## DATASET ROWS
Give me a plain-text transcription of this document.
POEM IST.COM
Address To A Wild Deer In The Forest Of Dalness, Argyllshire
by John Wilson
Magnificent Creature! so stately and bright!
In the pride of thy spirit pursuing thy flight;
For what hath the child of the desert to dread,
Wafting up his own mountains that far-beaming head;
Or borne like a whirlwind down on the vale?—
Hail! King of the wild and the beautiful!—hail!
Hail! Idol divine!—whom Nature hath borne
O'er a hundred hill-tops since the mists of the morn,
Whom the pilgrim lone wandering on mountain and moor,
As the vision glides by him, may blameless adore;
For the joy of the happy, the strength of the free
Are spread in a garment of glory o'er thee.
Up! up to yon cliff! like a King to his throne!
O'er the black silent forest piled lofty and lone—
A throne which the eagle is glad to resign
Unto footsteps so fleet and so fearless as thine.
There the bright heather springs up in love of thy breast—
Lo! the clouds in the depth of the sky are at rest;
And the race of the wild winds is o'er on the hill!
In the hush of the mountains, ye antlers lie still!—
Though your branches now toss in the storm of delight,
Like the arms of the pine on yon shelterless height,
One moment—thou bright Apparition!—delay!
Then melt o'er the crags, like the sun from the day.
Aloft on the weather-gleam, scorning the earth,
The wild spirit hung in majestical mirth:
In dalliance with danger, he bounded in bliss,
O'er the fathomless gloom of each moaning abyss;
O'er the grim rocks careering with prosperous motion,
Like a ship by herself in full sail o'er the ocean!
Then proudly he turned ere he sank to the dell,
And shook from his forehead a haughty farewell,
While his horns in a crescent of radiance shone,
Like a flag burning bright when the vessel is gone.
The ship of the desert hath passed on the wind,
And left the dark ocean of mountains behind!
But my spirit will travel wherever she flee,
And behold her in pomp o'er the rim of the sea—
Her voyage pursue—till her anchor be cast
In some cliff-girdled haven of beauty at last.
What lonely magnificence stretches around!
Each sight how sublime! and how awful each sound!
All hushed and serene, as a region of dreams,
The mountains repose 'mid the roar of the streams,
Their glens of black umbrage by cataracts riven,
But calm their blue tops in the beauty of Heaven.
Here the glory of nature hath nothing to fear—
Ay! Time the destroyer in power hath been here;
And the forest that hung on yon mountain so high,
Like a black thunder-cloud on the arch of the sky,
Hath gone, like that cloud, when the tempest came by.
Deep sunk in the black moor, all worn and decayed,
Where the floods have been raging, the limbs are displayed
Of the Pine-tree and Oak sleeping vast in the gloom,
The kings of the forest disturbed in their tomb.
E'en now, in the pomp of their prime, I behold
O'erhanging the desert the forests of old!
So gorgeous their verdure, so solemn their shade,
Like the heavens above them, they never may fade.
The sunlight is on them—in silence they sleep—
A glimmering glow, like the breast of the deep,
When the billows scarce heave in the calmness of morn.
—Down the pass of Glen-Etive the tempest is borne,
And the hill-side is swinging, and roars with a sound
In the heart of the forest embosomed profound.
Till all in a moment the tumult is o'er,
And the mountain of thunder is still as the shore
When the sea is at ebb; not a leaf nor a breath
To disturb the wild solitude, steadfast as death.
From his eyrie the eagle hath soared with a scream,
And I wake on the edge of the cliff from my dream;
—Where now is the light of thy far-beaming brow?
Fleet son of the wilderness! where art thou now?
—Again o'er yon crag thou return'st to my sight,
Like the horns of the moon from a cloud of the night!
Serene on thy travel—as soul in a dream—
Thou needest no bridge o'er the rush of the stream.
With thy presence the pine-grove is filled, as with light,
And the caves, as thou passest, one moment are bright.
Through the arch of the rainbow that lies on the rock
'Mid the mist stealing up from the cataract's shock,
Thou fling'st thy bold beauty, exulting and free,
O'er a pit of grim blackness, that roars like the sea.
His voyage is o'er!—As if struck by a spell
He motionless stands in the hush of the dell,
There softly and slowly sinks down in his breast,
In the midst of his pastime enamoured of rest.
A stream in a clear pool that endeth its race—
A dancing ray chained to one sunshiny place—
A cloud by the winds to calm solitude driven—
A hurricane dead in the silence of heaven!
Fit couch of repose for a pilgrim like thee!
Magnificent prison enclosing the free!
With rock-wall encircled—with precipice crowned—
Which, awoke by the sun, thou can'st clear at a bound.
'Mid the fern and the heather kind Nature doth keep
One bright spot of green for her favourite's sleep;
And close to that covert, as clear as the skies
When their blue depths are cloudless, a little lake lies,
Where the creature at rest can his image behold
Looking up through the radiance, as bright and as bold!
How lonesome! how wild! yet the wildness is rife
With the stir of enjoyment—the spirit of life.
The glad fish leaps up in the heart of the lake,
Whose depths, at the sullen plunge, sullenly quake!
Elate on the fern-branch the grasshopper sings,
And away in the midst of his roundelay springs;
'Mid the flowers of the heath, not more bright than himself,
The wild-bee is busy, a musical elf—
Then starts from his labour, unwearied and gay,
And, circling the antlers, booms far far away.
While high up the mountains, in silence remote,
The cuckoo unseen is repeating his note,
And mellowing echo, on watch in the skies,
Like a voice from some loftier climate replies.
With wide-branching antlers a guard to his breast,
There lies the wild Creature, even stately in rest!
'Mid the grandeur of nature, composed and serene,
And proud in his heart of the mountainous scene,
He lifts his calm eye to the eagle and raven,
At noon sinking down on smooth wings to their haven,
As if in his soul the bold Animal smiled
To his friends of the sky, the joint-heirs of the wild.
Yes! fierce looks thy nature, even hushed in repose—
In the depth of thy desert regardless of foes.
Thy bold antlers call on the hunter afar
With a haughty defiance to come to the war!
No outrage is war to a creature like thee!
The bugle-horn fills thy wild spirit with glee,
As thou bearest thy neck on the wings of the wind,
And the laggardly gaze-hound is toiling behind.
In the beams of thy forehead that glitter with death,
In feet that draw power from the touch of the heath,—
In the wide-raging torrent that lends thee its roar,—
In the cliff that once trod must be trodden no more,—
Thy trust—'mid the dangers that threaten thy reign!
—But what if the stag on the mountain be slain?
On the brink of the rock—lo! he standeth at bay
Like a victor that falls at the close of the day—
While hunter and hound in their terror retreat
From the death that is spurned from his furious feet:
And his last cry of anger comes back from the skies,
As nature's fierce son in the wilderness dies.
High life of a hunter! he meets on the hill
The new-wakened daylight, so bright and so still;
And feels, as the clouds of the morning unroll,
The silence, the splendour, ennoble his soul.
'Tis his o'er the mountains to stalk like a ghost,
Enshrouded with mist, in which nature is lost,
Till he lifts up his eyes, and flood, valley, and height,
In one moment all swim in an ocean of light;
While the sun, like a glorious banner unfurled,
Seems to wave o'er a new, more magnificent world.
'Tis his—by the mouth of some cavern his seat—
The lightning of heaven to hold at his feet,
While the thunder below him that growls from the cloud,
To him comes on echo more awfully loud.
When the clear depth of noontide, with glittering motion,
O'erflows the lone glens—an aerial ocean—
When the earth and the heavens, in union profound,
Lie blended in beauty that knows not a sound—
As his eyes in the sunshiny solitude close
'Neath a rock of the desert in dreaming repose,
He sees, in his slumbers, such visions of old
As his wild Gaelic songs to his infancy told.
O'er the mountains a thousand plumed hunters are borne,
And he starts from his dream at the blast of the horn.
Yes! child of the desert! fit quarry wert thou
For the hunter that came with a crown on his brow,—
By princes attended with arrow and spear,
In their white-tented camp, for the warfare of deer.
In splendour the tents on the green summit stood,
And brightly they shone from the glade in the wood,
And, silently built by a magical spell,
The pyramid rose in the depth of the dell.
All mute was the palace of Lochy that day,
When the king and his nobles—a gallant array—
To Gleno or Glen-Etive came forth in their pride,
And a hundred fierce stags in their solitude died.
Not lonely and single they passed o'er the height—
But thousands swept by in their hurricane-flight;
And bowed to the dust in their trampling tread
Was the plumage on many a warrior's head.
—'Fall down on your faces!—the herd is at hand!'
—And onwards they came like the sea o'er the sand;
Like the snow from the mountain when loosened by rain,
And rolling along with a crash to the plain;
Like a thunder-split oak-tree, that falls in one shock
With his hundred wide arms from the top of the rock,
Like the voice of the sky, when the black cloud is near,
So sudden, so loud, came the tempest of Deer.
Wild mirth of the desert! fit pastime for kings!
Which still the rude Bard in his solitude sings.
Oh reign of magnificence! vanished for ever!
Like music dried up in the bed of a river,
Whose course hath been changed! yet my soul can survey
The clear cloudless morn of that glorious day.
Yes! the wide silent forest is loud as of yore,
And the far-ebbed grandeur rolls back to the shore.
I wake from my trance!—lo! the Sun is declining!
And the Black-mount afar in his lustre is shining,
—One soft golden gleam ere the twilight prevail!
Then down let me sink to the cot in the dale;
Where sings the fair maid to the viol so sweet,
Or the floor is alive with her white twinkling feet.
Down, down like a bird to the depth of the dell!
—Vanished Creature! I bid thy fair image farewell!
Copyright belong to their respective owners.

## STATED PROBLEM
Each line in the material either holds the string "antlers" or does not. State how many do, and nothing else.

## PROBLEM SOLUTION
4